Copy out the rows below verbatim, starting at the line containing "cursor-time-value: 00:42.91 <box>808" and ending at the line containing "ic-vocalx <box>984 554 1011 581</box>", with both of those lines included.

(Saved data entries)
++++++

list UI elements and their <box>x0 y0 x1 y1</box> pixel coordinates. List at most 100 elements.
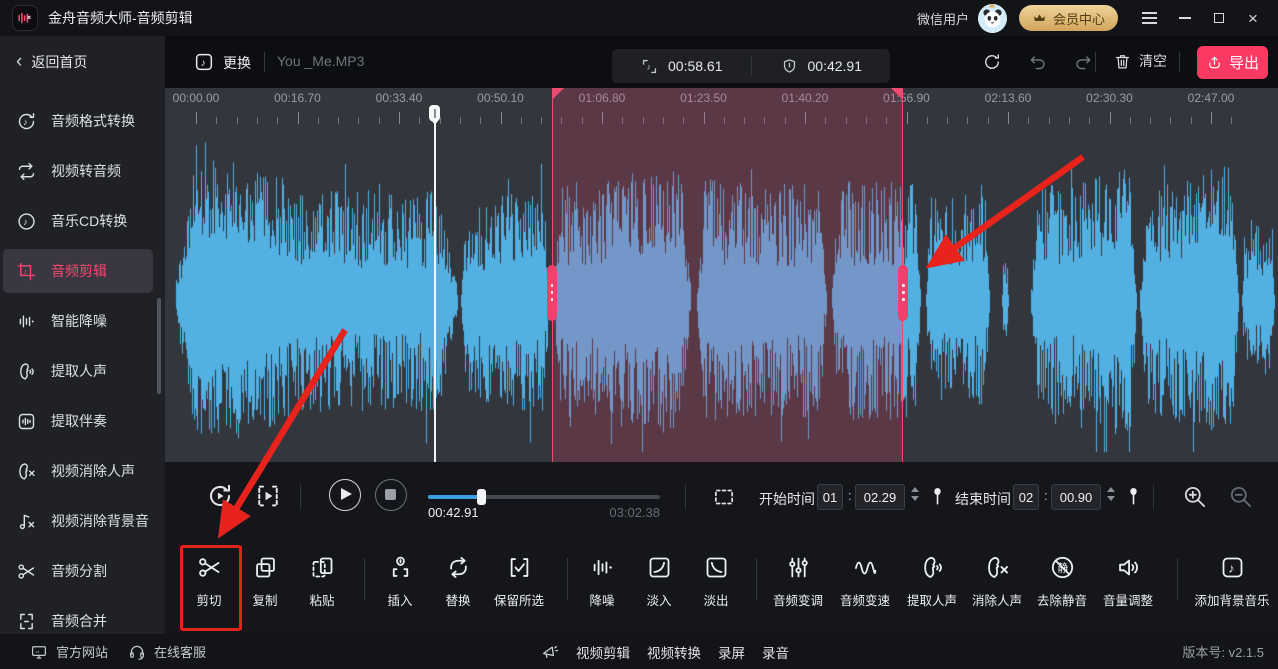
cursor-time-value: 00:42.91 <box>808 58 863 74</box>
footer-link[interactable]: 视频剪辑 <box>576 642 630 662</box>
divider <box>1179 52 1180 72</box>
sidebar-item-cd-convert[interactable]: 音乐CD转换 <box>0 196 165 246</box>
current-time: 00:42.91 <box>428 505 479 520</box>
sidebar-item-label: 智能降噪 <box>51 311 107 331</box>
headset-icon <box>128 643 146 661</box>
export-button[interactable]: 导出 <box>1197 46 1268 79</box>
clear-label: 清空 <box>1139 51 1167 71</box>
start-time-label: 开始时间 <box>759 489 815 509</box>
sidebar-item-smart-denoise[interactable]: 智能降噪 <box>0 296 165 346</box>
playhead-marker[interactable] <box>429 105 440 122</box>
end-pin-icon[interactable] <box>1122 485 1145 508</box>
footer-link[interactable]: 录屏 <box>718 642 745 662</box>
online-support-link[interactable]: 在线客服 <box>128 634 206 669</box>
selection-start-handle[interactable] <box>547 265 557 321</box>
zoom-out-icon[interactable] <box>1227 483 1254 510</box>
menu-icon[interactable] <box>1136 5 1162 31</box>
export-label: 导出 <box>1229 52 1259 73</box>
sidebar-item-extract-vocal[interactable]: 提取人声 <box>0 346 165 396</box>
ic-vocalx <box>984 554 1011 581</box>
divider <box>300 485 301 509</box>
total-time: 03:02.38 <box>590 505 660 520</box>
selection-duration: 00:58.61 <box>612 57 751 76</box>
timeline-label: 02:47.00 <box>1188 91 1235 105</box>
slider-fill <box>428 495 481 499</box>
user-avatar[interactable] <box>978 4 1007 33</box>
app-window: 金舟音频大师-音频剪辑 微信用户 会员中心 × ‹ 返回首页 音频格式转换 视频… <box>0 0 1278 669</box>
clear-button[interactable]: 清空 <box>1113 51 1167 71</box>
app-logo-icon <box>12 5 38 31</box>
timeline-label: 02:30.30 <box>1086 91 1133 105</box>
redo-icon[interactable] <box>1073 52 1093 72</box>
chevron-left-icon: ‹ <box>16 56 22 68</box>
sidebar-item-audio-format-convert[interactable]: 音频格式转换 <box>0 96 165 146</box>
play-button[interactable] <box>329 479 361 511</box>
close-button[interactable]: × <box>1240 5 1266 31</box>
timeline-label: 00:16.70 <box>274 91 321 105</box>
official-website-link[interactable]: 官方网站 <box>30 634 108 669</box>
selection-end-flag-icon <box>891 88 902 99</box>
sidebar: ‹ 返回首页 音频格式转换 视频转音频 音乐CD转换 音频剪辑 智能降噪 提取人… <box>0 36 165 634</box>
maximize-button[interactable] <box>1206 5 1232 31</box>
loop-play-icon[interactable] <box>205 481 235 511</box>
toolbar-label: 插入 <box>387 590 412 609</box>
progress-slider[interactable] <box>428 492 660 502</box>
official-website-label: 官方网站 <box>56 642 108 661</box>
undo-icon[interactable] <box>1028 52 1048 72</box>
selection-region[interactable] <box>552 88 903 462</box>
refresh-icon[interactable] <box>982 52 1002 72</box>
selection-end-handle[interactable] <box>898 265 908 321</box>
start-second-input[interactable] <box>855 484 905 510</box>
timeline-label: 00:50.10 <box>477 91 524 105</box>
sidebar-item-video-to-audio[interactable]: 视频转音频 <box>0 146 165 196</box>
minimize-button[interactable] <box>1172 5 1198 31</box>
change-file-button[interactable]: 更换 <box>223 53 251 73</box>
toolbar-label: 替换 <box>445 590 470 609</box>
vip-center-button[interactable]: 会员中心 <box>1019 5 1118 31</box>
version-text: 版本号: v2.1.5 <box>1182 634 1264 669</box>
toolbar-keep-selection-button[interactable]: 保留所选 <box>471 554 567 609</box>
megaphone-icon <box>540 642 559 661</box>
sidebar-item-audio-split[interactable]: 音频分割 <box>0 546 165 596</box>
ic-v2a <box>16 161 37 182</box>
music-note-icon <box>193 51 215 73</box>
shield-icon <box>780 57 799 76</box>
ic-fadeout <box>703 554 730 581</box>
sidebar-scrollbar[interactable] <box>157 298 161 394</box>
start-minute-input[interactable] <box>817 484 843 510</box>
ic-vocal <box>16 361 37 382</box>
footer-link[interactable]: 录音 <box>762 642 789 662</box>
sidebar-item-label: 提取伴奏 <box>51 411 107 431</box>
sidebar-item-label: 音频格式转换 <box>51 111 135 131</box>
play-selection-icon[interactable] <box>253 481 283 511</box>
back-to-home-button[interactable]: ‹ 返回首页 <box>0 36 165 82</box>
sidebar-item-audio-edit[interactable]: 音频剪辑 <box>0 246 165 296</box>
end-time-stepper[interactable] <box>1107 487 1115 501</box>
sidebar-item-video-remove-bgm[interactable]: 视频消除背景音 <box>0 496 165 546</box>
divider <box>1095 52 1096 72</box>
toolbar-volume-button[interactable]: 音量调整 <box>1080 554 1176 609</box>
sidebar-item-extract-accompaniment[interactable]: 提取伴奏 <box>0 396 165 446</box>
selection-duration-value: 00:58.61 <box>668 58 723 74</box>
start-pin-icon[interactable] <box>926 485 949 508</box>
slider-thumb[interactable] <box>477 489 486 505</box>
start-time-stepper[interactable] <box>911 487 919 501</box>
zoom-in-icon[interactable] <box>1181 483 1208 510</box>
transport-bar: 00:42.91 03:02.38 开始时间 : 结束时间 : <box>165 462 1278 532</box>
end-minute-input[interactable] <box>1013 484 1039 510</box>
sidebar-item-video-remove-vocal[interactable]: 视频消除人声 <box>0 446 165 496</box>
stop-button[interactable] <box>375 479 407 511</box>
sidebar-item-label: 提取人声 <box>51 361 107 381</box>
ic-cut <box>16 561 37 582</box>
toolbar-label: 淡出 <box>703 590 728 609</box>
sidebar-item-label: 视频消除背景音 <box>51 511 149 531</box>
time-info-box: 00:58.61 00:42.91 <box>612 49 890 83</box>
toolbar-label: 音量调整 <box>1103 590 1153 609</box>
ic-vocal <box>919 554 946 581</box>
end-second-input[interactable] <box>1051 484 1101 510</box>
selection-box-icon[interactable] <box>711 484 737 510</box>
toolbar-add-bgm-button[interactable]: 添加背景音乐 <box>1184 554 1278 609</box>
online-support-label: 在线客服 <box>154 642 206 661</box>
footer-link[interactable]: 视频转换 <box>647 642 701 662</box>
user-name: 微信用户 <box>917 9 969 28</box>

++++++

» **Answer below**:
cursor-time-value: 00:42.91 <box>808 58 863 74</box>
footer-link[interactable]: 视频剪辑 <box>576 642 630 662</box>
divider <box>1179 52 1180 72</box>
sidebar-item-cd-convert[interactable]: 音乐CD转换 <box>0 196 165 246</box>
current-time: 00:42.91 <box>428 505 479 520</box>
sidebar-item-label: 智能降噪 <box>51 311 107 331</box>
headset-icon <box>128 643 146 661</box>
export-button[interactable]: 导出 <box>1197 46 1268 79</box>
clear-label: 清空 <box>1139 51 1167 71</box>
start-time-label: 开始时间 <box>759 489 815 509</box>
sidebar-item-smart-denoise[interactable]: 智能降噪 <box>0 296 165 346</box>
playhead-marker[interactable] <box>429 105 440 122</box>
end-pin-icon[interactable] <box>1122 485 1145 508</box>
footer-link[interactable]: 录屏 <box>718 642 745 662</box>
online-support-link[interactable]: 在线客服 <box>128 634 206 669</box>
selection-start-handle[interactable] <box>547 265 557 321</box>
zoom-out-icon[interactable] <box>1227 483 1254 510</box>
menu-icon[interactable] <box>1136 5 1162 31</box>
export-label: 导出 <box>1229 52 1259 73</box>
sidebar-item-extract-vocal[interactable]: 提取人声 <box>0 346 165 396</box>
ic-vocalx <box>984 554 1011 581</box>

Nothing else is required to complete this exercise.